**Your instructions:**
Please rewrite the rows below as a numbered list, from the line with "What elements are" up to and including the line with "- processing-gears-icon: ⚙: [830, 268, 866, 314]", leaving out blank lines and pictures.

**Data for this exercise:**
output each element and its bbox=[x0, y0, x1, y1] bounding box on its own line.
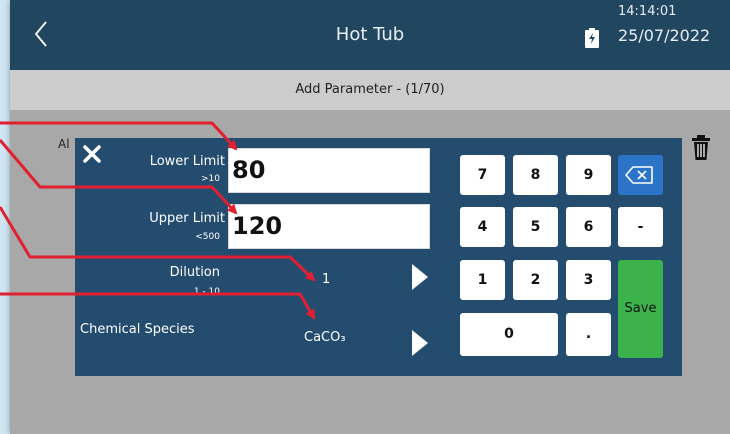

...

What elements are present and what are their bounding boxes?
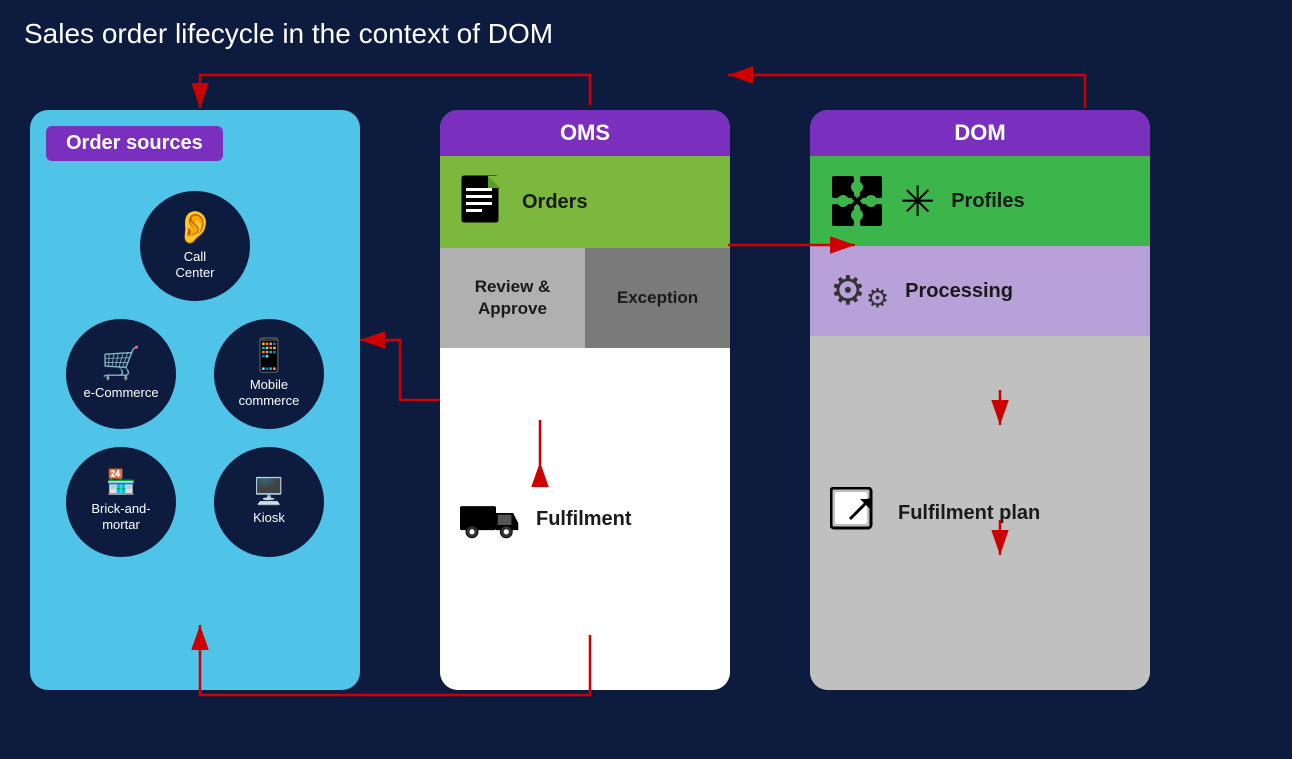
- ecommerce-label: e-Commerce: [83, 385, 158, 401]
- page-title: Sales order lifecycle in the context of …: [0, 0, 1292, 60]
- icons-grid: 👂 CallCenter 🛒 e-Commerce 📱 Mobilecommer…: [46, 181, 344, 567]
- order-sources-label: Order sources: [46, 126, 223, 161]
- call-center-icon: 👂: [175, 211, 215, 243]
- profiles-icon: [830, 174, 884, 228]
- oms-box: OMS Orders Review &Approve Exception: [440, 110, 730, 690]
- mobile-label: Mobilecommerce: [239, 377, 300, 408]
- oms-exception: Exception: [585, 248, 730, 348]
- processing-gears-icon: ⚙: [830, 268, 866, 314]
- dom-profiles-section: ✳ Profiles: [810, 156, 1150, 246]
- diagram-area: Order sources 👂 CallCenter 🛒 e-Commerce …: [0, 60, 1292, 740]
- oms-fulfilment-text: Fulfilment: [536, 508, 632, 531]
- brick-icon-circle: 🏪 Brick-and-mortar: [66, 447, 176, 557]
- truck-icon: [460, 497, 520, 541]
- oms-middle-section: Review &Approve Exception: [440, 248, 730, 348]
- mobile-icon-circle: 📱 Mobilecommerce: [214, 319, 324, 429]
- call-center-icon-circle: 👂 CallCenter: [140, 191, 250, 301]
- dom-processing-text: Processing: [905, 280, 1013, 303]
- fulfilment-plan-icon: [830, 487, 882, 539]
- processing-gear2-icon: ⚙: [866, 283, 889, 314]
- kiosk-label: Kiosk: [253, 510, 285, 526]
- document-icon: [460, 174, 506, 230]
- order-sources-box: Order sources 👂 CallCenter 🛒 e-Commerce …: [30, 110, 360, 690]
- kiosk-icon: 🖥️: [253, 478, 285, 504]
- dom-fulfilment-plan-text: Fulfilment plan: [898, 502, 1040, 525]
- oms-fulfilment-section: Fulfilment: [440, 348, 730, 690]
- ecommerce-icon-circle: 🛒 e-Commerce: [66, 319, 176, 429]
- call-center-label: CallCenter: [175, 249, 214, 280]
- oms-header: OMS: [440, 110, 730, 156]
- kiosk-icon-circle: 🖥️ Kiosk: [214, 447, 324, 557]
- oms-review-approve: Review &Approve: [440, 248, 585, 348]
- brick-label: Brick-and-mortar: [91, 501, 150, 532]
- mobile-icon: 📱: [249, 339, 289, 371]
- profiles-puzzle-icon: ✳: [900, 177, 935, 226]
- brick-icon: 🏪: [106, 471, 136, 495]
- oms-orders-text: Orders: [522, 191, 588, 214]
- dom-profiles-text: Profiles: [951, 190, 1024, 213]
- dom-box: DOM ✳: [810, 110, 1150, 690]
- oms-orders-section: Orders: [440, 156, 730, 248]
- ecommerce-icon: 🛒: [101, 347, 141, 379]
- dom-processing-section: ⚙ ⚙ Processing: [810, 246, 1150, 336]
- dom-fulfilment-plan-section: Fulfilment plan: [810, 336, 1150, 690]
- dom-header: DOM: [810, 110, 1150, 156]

**Problem solution:**
1. What elements are present and what are their bounding boxes?
2. - ecommerce-label: e-Commerce: [83, 385, 158, 401]
3. - page-title: Sales order lifecycle in the context of …: [0, 0, 1292, 60]
4. - icons-grid: 👂 CallCenter 🛒 e-Commerce 📱 Mobilecommer…: [46, 181, 344, 567]
5. - order-sources-label: Order sources: [46, 126, 223, 161]
6. - call-center-icon: 👂: [175, 211, 215, 243]
7. - profiles-icon: [830, 174, 884, 228]
8. - oms-box: OMS Orders Review &Approve Exception: [440, 110, 730, 690]
9. - mobile-label: Mobilecommerce: [239, 377, 300, 408]
10. - oms-exception: Exception: [585, 248, 730, 348]
11. - processing-gears-icon: ⚙: [830, 268, 866, 314]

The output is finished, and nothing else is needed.